**Written exercise:**
Write out all the lines again, precisely as they stand, but without the images.

[Stored records]
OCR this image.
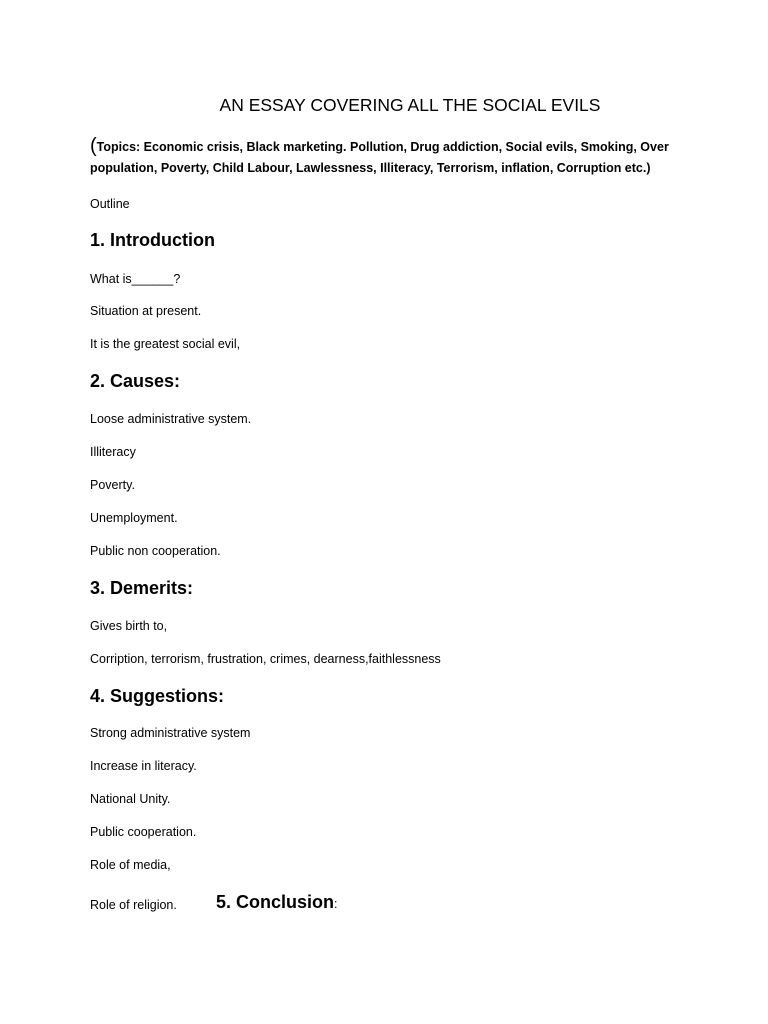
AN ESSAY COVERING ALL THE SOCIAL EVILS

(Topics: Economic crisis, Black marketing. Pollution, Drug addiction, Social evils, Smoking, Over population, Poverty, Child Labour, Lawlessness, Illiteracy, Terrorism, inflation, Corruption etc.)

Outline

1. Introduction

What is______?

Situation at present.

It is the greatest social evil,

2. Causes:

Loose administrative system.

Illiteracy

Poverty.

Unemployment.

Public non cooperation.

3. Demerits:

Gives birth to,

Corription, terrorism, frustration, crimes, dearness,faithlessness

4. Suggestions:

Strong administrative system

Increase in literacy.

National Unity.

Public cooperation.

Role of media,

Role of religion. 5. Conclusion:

**Answer for this exercise:**
OCR this image.
AN ESSAY COVERING ALL THE SOCIAL EVILS

(Topics: Economic crisis, Black marketing. Pollution, Drug addiction, Social evils, Smoking, Over population, Poverty, Child Labour, Lawlessness, Illiteracy, Terrorism, inflation, Corruption etc.)

Outline

1. Introduction

What is______?

Situation at present.

It is the greatest social evil,

2. Causes:

Loose administrative system.

Illiteracy

Poverty.

Unemployment.

Public non cooperation.

3. Demerits:

Gives birth to,

Corription, terrorism, frustration, crimes, dearness,faithlessness

4. Suggestions:

Strong administrative system

Increase in literacy.

National Unity.

Public cooperation.

Role of media,

Role of religion. 5. Conclusion:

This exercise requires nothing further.